Direction => Locate the string "ylabel" in the listing below. Copy every line where it is found.

Supplied material =>

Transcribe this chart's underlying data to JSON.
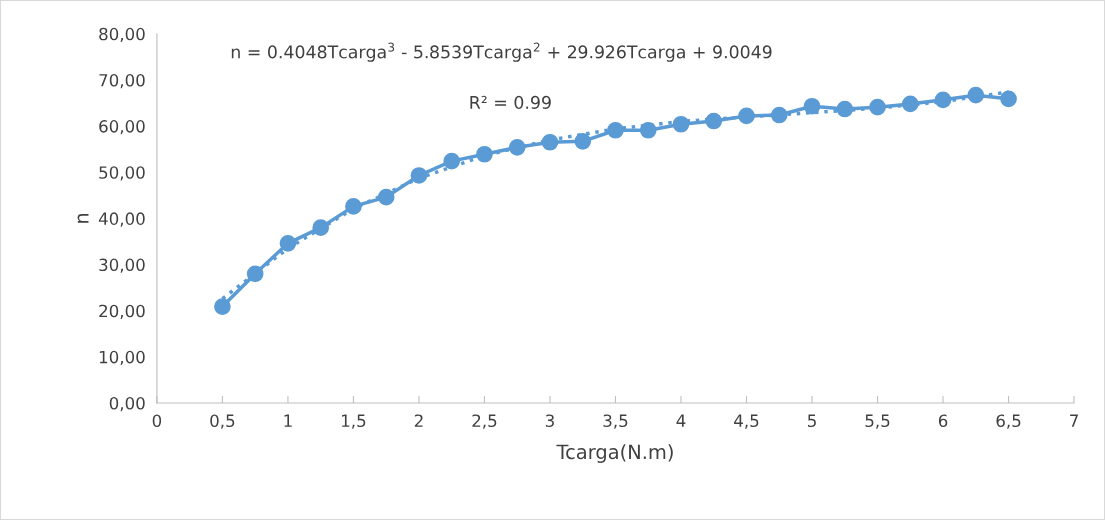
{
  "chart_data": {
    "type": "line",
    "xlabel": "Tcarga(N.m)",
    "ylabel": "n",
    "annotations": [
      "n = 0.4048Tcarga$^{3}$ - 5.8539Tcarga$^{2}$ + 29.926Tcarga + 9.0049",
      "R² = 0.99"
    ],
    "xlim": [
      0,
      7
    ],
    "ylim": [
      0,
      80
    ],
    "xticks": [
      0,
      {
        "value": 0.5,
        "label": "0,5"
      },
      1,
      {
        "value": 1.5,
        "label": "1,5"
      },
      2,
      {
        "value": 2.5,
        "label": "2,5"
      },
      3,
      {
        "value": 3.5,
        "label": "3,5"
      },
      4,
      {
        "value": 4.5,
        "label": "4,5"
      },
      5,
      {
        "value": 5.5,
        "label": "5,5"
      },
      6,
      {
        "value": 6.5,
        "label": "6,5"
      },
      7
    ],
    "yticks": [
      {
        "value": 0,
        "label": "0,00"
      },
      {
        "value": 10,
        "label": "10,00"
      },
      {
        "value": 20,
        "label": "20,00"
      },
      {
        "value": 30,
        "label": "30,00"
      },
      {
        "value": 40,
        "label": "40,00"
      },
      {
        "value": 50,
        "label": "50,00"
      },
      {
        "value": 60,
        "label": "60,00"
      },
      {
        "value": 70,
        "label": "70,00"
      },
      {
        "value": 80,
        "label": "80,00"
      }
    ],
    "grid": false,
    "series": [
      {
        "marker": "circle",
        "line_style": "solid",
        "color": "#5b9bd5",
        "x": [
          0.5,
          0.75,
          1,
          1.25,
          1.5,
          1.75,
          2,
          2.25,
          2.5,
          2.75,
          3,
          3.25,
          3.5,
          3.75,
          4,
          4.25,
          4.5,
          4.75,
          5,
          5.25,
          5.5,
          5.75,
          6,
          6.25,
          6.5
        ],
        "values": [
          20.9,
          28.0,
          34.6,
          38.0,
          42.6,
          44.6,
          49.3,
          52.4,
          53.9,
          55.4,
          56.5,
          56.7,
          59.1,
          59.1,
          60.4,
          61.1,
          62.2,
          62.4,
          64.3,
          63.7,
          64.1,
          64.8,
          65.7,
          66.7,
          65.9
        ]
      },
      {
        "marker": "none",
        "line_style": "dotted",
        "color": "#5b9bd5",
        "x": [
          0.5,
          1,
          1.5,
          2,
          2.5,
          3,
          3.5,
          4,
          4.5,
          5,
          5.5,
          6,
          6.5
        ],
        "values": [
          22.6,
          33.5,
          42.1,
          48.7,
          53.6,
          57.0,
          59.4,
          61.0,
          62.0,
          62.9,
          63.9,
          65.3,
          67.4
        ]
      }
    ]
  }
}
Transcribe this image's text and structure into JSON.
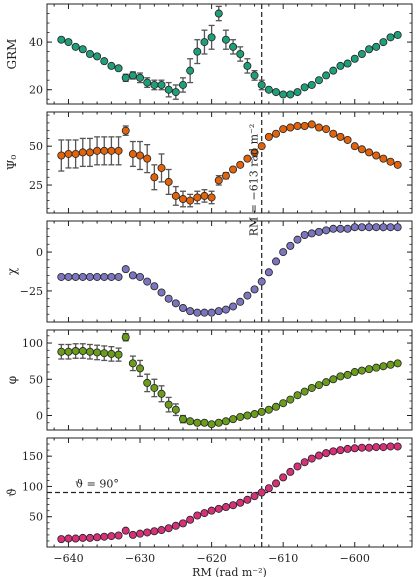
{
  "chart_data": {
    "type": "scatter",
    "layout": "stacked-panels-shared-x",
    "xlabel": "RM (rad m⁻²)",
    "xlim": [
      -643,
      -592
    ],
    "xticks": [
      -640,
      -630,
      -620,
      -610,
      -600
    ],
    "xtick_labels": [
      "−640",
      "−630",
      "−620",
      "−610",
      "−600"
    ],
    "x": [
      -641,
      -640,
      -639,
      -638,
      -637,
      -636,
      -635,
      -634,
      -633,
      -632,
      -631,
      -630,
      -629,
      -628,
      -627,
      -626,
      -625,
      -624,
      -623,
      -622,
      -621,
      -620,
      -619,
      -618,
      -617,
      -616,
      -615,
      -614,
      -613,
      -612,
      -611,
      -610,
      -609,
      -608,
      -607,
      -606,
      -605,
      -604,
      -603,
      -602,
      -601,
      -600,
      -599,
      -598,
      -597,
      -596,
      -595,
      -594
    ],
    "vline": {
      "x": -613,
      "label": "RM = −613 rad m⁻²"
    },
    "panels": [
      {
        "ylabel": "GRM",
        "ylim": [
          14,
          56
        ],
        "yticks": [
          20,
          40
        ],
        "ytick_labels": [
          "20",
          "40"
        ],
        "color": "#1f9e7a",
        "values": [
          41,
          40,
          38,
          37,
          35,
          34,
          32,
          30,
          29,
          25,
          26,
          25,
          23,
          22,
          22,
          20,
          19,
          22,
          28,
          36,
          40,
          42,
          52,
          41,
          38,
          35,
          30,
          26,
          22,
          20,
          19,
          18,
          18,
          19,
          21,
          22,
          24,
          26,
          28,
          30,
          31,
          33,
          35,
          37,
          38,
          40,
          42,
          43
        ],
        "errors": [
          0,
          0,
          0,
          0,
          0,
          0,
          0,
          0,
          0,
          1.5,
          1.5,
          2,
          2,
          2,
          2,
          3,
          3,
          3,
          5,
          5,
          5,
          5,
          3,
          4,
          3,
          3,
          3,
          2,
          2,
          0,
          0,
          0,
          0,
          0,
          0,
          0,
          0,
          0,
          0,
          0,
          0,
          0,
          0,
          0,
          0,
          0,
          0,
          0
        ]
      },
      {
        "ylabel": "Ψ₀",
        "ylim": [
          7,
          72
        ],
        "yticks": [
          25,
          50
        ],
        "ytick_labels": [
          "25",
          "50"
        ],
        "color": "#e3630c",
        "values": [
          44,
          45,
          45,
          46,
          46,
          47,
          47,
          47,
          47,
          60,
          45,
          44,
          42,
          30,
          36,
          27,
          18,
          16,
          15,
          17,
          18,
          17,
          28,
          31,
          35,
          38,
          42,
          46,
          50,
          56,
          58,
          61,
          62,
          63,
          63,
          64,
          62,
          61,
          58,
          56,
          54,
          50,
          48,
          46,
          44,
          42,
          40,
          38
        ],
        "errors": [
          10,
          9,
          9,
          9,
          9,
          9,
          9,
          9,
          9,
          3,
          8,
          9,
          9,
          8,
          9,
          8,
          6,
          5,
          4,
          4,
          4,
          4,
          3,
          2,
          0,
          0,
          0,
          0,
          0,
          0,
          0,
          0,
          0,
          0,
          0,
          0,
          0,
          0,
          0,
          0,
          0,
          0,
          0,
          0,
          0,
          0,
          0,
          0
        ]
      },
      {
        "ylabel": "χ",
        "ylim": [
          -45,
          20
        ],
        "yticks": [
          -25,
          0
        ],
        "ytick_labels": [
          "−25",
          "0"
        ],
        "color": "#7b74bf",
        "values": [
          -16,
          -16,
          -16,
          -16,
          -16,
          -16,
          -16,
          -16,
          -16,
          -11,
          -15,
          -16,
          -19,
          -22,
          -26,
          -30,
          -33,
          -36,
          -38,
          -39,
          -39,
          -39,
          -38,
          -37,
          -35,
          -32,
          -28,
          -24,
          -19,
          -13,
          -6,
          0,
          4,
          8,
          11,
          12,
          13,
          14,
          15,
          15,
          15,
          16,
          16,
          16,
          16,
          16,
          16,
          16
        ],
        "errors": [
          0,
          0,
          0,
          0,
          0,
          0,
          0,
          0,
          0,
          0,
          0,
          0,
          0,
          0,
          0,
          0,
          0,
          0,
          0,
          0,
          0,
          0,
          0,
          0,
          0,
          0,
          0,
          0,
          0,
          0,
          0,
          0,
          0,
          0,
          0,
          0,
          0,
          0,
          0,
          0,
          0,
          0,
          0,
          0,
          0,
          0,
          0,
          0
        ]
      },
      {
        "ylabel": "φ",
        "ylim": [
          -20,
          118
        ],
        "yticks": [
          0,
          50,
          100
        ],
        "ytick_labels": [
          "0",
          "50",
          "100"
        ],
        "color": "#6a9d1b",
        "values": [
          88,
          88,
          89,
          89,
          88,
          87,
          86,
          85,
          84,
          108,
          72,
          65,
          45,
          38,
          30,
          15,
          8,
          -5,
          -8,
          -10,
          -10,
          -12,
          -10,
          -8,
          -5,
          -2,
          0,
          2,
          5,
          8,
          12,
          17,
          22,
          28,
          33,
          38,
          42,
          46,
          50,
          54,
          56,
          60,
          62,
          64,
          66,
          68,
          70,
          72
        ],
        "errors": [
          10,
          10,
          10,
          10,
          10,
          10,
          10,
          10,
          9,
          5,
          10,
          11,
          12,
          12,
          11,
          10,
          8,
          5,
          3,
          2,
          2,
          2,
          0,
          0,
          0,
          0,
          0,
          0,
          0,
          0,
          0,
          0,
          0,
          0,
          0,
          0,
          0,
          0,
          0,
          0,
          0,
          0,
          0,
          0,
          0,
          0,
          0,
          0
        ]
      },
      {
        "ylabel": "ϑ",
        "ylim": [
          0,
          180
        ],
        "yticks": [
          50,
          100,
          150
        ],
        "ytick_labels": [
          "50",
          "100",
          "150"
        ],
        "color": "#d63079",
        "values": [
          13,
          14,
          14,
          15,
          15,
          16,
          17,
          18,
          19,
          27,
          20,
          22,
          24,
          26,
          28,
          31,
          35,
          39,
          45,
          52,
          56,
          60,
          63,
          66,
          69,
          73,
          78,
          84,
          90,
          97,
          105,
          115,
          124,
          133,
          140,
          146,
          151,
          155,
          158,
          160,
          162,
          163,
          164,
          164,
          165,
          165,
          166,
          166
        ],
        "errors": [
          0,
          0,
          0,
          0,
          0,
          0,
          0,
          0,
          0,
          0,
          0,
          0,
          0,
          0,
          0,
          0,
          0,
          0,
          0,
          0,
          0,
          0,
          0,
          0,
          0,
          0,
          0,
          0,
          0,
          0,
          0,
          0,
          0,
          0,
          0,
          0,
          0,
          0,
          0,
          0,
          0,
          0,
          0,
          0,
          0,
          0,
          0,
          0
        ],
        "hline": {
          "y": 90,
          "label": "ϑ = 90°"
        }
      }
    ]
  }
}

Expected answer =>
    "ylabel": "n",
        "ylabel": "GRM",
        "ylabel": "Ψ₀",
        "ylabel": "χ",
        "ylabel": "φ",
        "ylabel": "ϑ",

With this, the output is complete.